• **Action item**
Read the records and gather each line that includes "JSON".

[Records from a collection]
▬▬▬▬▬▬▬▬▬▬

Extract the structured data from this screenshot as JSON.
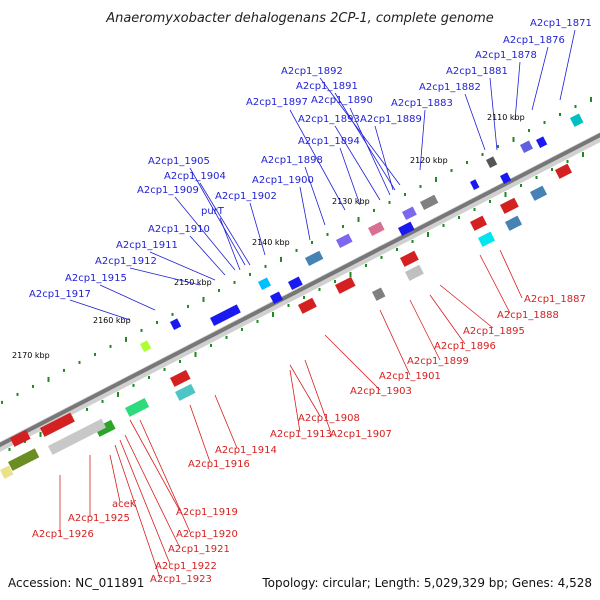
{
  "title": "Anaeromyxobacter dehalogenans 2CP-1, complete genome",
  "footer": {
    "accession": "Accession: NC_011891",
    "summary": "Topology: circular; Length: 5,029,329 bp; Genes: 4,528"
  },
  "scale_ticks": [
    "2110 kbp",
    "2120 kbp",
    "2130 kbp",
    "2140 kbp",
    "2150 kbp",
    "2160 kbp",
    "2170 kbp"
  ],
  "colors": {
    "forward_label": "#1f1fd6",
    "reverse_label": "#d61f1f",
    "backbone": "#7a7a7a",
    "tick": "#1f8a1f"
  },
  "forward_genes": [
    "A2cp1_1871",
    "A2cp1_1876",
    "A2cp1_1878",
    "A2cp1_1881",
    "A2cp1_1882",
    "A2cp1_1883",
    "A2cp1_1889",
    "A2cp1_1890",
    "A2cp1_1891",
    "A2cp1_1892",
    "A2cp1_1893",
    "A2cp1_1894",
    "A2cp1_1897",
    "A2cp1_1898",
    "A2cp1_1900",
    "A2cp1_1902",
    "A2cp1_1904",
    "A2cp1_1905",
    "A2cp1_1909",
    "purT",
    "A2cp1_1910",
    "A2cp1_1911",
    "A2cp1_1912",
    "A2cp1_1915",
    "A2cp1_1917"
  ],
  "reverse_genes": [
    "A2cp1_1887",
    "A2cp1_1888",
    "A2cp1_1895",
    "A2cp1_1896",
    "A2cp1_1899",
    "A2cp1_1901",
    "A2cp1_1903",
    "A2cp1_1907",
    "A2cp1_1908",
    "A2cp1_1913",
    "A2cp1_1914",
    "A2cp1_1916",
    "A2cp1_1919",
    "A2cp1_1920",
    "A2cp1_1921",
    "A2cp1_1922",
    "A2cp1_1923",
    "aceK",
    "A2cp1_1925",
    "A2cp1_1926"
  ]
}
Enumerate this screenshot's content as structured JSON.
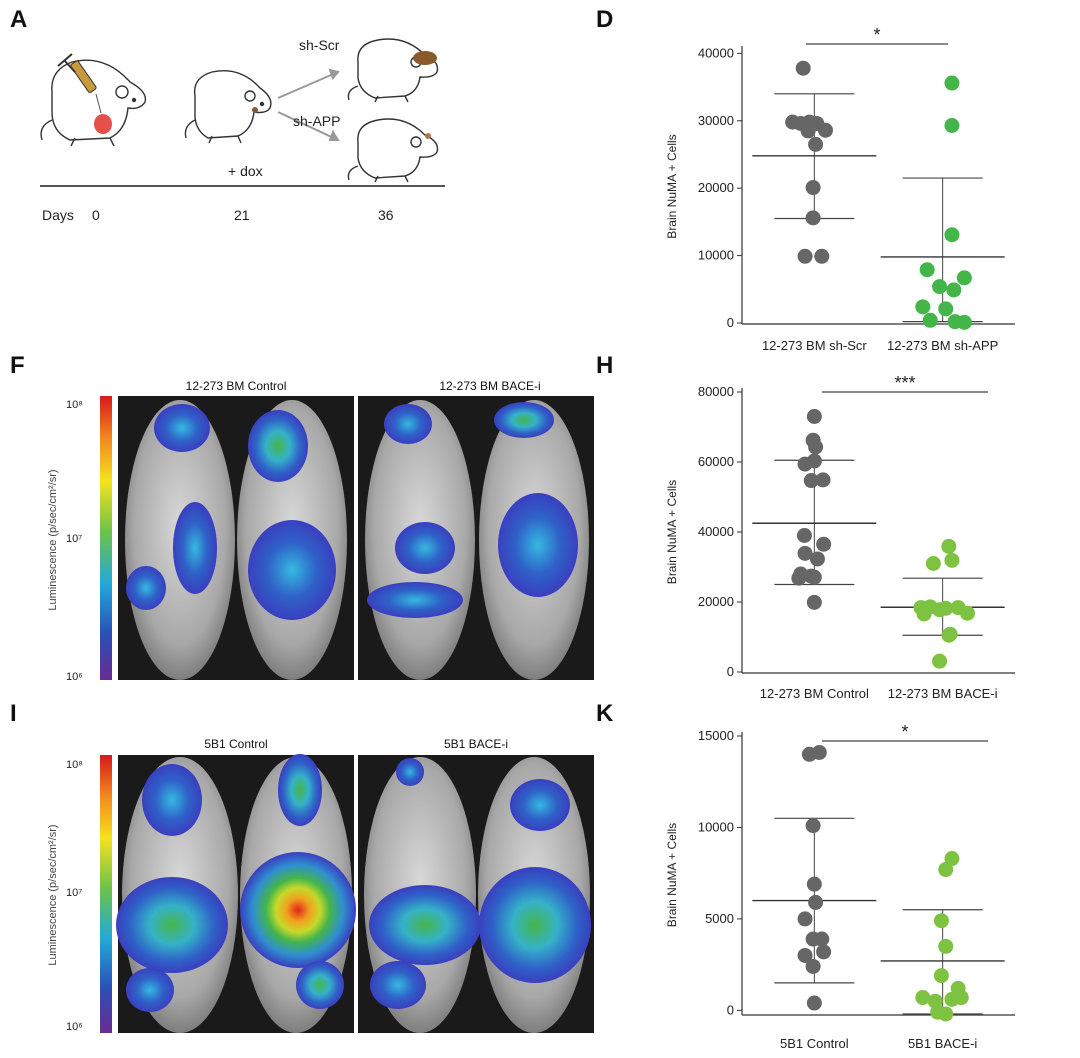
{
  "panel_letters": {
    "a": "A",
    "d": "D",
    "f": "F",
    "h": "H",
    "i": "I",
    "k": "K"
  },
  "panel_a": {
    "timeline_days_label": "Days",
    "timeline_ticks": [
      "0",
      "21",
      "36"
    ],
    "dox_label": "+ dox",
    "arm_top_label": "sh-Scr",
    "arm_bottom_label": "sh-APP"
  },
  "panel_f": {
    "image_labels": [
      "12-273 BM Control",
      "12-273 BM BACE-i"
    ],
    "colorbar_label": "Luminescence (p/sec/cm²/sr)",
    "colorbar_ticks": [
      "10⁸",
      "10⁷",
      "10⁶"
    ]
  },
  "panel_i": {
    "image_labels": [
      "5B1 Control",
      "5B1 BACE-i"
    ],
    "colorbar_label": "Luminescence (p/sec/cm²/sr)",
    "colorbar_ticks": [
      "10⁸",
      "10⁷",
      "10⁶"
    ]
  },
  "colors": {
    "gray": "#666666",
    "green_d": "#44b549",
    "green_hk": "#7ec242",
    "line": "#333333"
  },
  "chart_data": [
    {
      "id": "D",
      "type": "scatter",
      "ylabel": "Brain NuMA + Cells",
      "categories": [
        "12-273 BM sh-Scr",
        "12-273 BM sh-APP"
      ],
      "yticks": [
        0,
        10000,
        20000,
        30000,
        40000
      ],
      "ylim": [
        0,
        40500
      ],
      "significance": "*",
      "series": [
        {
          "name": "12-273 BM sh-Scr",
          "color": "#666666",
          "points": [
            [
              -0.18,
              37800
            ],
            [
              -0.35,
              29800
            ],
            [
              -0.22,
              29600
            ],
            [
              -0.08,
              29800
            ],
            [
              0.04,
              29600
            ],
            [
              0.18,
              28600
            ],
            [
              -0.1,
              28500
            ],
            [
              0.02,
              26500
            ],
            [
              -0.02,
              20100
            ],
            [
              -0.02,
              15600
            ],
            [
              -0.15,
              9900
            ],
            [
              0.12,
              9900
            ]
          ],
          "mean": 24800,
          "sd_upper": 34000,
          "sd_lower": 15500
        },
        {
          "name": "12-273 BM sh-APP",
          "color": "#44b549",
          "points": [
            [
              0.15,
              35600
            ],
            [
              0.15,
              29300
            ],
            [
              0.15,
              13100
            ],
            [
              -0.25,
              7900
            ],
            [
              0.35,
              6700
            ],
            [
              -0.05,
              5400
            ],
            [
              0.18,
              4900
            ],
            [
              -0.32,
              2400
            ],
            [
              0.05,
              2100
            ],
            [
              -0.2,
              400
            ],
            [
              0.2,
              200
            ],
            [
              0.35,
              100
            ]
          ],
          "mean": 9800,
          "sd_upper": 21500,
          "sd_lower": 200
        }
      ]
    },
    {
      "id": "H",
      "type": "scatter",
      "ylabel": "Brain NuMA + Cells",
      "categories": [
        "12-273 BM Control",
        "12-273 BM BACE-i"
      ],
      "yticks": [
        0,
        20000,
        40000,
        60000,
        80000
      ],
      "ylim": [
        0,
        80000
      ],
      "significance": "***",
      "series": [
        {
          "name": "12-273 BM Control",
          "color": "#666666",
          "points": [
            [
              0.0,
              73000
            ],
            [
              -0.02,
              66200
            ],
            [
              0.02,
              64300
            ],
            [
              0.0,
              60300
            ],
            [
              -0.15,
              59400
            ],
            [
              0.14,
              54900
            ],
            [
              -0.05,
              54700
            ],
            [
              -0.16,
              39000
            ],
            [
              0.15,
              36500
            ],
            [
              -0.15,
              33900
            ],
            [
              0.05,
              32300
            ],
            [
              -0.22,
              28000
            ],
            [
              -0.05,
              27400
            ],
            [
              0.0,
              27100
            ],
            [
              -0.25,
              26800
            ],
            [
              0.0,
              19900
            ]
          ],
          "mean": 42500,
          "sd_upper": 60500,
          "sd_lower": 25000
        },
        {
          "name": "12-273 BM BACE-i",
          "color": "#7ec242",
          "points": [
            [
              0.1,
              35900
            ],
            [
              0.15,
              31900
            ],
            [
              -0.15,
              31000
            ],
            [
              0.25,
              18400
            ],
            [
              -0.35,
              18400
            ],
            [
              -0.2,
              18600
            ],
            [
              0.05,
              18200
            ],
            [
              -0.05,
              17800
            ],
            [
              0.4,
              16800
            ],
            [
              -0.3,
              16600
            ],
            [
              0.1,
              10500
            ],
            [
              0.12,
              10800
            ],
            [
              -0.05,
              3100
            ]
          ],
          "mean": 18500,
          "sd_upper": 26800,
          "sd_lower": 10500
        }
      ]
    },
    {
      "id": "K",
      "type": "scatter",
      "ylabel": "Brain NuMA + Cells",
      "categories": [
        "5B1 Control",
        "5B1 BACE-i"
      ],
      "yticks": [
        0,
        5000,
        10000,
        15000
      ],
      "ylim": [
        -200,
        15000
      ],
      "significance": "*",
      "series": [
        {
          "name": "5B1 Control",
          "color": "#666666",
          "points": [
            [
              -0.08,
              14000
            ],
            [
              0.08,
              14100
            ],
            [
              -0.02,
              10100
            ],
            [
              0.0,
              6900
            ],
            [
              -0.15,
              5000
            ],
            [
              0.02,
              5900
            ],
            [
              0.12,
              3900
            ],
            [
              -0.02,
              3900
            ],
            [
              -0.15,
              3000
            ],
            [
              0.15,
              3200
            ],
            [
              -0.02,
              2400
            ],
            [
              0.0,
              400
            ]
          ],
          "mean": 6000,
          "sd_upper": 10500,
          "sd_lower": 1500
        },
        {
          "name": "5B1 BACE-i",
          "color": "#7ec242",
          "points": [
            [
              0.15,
              8300
            ],
            [
              0.05,
              7700
            ],
            [
              -0.02,
              4900
            ],
            [
              0.05,
              3500
            ],
            [
              -0.02,
              1900
            ],
            [
              0.25,
              1200
            ],
            [
              -0.32,
              700
            ],
            [
              0.15,
              600
            ],
            [
              -0.12,
              500
            ],
            [
              0.3,
              700
            ],
            [
              -0.08,
              -100
            ],
            [
              0.05,
              -200
            ]
          ],
          "mean": 2700,
          "sd_upper": 5500,
          "sd_lower": -200
        }
      ]
    }
  ]
}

▬▬▬▬▬▬▬▬▬▬

• **Finished exercise**
Extract the structured data from this screenshot as JSON.
Enumerate this screenshot's content as structured JSON.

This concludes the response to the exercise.